__Data shown__:

================================

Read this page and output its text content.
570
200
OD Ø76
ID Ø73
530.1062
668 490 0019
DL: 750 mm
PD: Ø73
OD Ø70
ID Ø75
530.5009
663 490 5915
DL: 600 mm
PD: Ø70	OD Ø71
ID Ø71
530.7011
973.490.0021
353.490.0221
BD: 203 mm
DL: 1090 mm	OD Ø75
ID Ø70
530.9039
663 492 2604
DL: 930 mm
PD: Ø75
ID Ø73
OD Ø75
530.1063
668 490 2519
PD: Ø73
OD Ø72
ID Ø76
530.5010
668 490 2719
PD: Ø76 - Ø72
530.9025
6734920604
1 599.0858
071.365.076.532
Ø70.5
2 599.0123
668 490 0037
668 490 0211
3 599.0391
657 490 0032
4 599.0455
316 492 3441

================================

The records above should be repeated in full, exactly as given.

Read this page and output its text content.
570
200
OD Ø76
ID Ø73
530.1062
668 490 0019
DL: 750 mm
PD: Ø73
OD Ø70
ID Ø75
530.5009
663 490 5915
DL: 600 mm
PD: Ø70	OD Ø71
ID Ø71
530.7011
973.490.0021
353.490.0221
BD: 203 mm
DL: 1090 mm	OD Ø75
ID Ø70
530.9039
663 492 2604
DL: 930 mm
PD: Ø75
ID Ø73
OD Ø75
530.1063
668 490 2519
PD: Ø73
OD Ø72
ID Ø76
530.5010
668 490 2719
PD: Ø76 - Ø72
530.9025
6734920604
1 599.0858
071.365.076.532
Ø70.5
2 599.0123
668 490 0037
668 490 0211
3 599.0391
657 490 0032
4 599.0455
316 492 3441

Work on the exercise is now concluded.